Data supplied:
--------

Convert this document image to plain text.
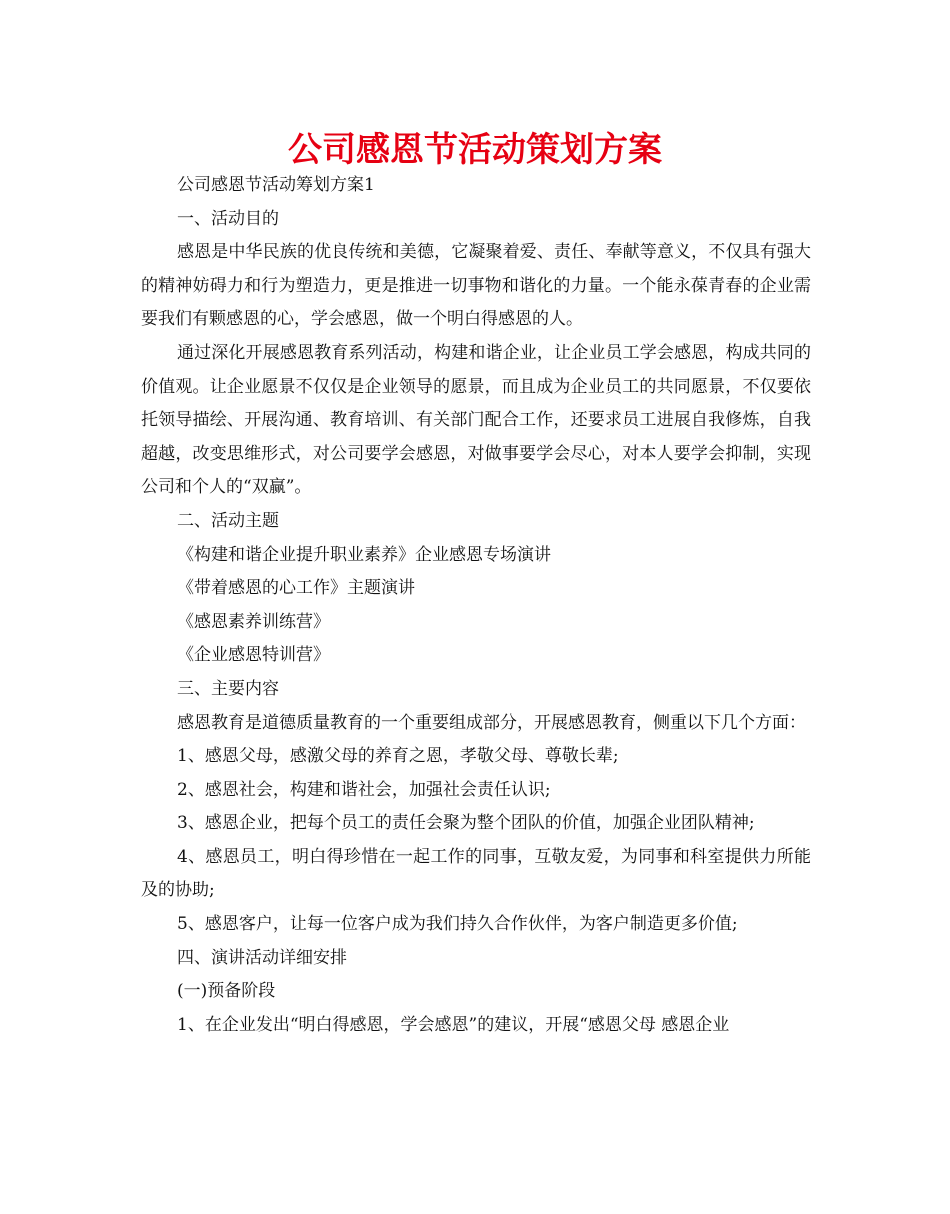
公司感恩节活动策划方案

公司感恩节活动筹划方案1

一、活动目的

感恩是中华民族的优良传统和美德，它凝聚着爱、责任、奉献等意义，不仅具有强大的精神妨碍力和行为塑造力，更是推进一切事物和谐化的力量。一个能永葆青春的企业需要我们有颗感恩的心，学会感恩，做一个明白得感恩的人。

通过深化开展感恩教育系列活动，构建和谐企业，让企业员工学会感恩，构成共同的价值观。让企业愿景不仅仅是企业领导的愿景，而且成为企业员工的共同愿景，不仅要依托领导描绘、开展沟通、教育培训、有关部门配合工作，还要求员工进展自我修炼，自我超越，改变思维形式，对公司要学会感恩，对做事要学会尽心，对本人要学会抑制，实现公司和个人的“双赢”。

二、活动主题

《构建和谐企业提升职业素养》企业感恩专场演讲

《带着感恩的心工作》主题演讲

《感恩素养训练营》

《企业感恩特训营》

三、主要内容

感恩教育是道德质量教育的一个重要组成部分，开展感恩教育，侧重以下几个方面：

1、感恩父母，感激父母的养育之恩，孝敬父母、尊敬长辈;

2、感恩社会，构建和谐社会，加强社会责任认识;

3、感恩企业，把每个员工的责任会聚为整个团队的价值，加强企业团队精神;

4、感恩员工，明白得珍惜在一起工作的同事，互敬友爱，为同事和科室提供力所能及的协助;

5、感恩客户，让每一位客户成为我们持久合作伙伴，为客户制造更多价值;

四、演讲活动详细安排

(一)预备阶段

1、在企业发出“明白得感恩，学会感恩”的建议，开展“感恩父母 感恩企业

--------

Instructions for the task:
Leave the pictures out and print the records above exactly as they stand.

Exercise answer:
Convert this document image to plain text.
公司感恩节活动策划方案

公司感恩节活动筹划方案1

一、活动目的

感恩是中华民族的优良传统和美德，它凝聚着爱、责任、奉献等意义，不仅具有强大的精神妨碍力和行为塑造力，更是推进一切事物和谐化的力量。一个能永葆青春的企业需要我们有颗感恩的心，学会感恩，做一个明白得感恩的人。

通过深化开展感恩教育系列活动，构建和谐企业，让企业员工学会感恩，构成共同的价值观。让企业愿景不仅仅是企业领导的愿景，而且成为企业员工的共同愿景，不仅要依托领导描绘、开展沟通、教育培训、有关部门配合工作，还要求员工进展自我修炼，自我超越，改变思维形式，对公司要学会感恩，对做事要学会尽心，对本人要学会抑制，实现公司和个人的“双赢”。

二、活动主题

《构建和谐企业提升职业素养》企业感恩专场演讲

《带着感恩的心工作》主题演讲

《感恩素养训练营》

《企业感恩特训营》

三、主要内容

感恩教育是道德质量教育的一个重要组成部分，开展感恩教育，侧重以下几个方面：

1、感恩父母，感激父母的养育之恩，孝敬父母、尊敬长辈;

2、感恩社会，构建和谐社会，加强社会责任认识;

3、感恩企业，把每个员工的责任会聚为整个团队的价值，加强企业团队精神;

4、感恩员工，明白得珍惜在一起工作的同事，互敬友爱，为同事和科室提供力所能及的协助;

5、感恩客户，让每一位客户成为我们持久合作伙伴，为客户制造更多价值;

四、演讲活动详细安排

(一)预备阶段

1、在企业发出“明白得感恩，学会感恩”的建议，开展“感恩父母 感恩企业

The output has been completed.